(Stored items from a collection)
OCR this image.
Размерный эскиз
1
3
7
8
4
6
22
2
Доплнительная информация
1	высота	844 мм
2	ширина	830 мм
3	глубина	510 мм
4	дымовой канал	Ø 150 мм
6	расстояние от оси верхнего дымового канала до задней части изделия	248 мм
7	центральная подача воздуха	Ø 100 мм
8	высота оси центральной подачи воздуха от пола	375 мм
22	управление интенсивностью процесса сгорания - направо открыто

— Exercise —
Give the number of lines in the records that contain the string "высота", with no other output.

— Exercise output —
2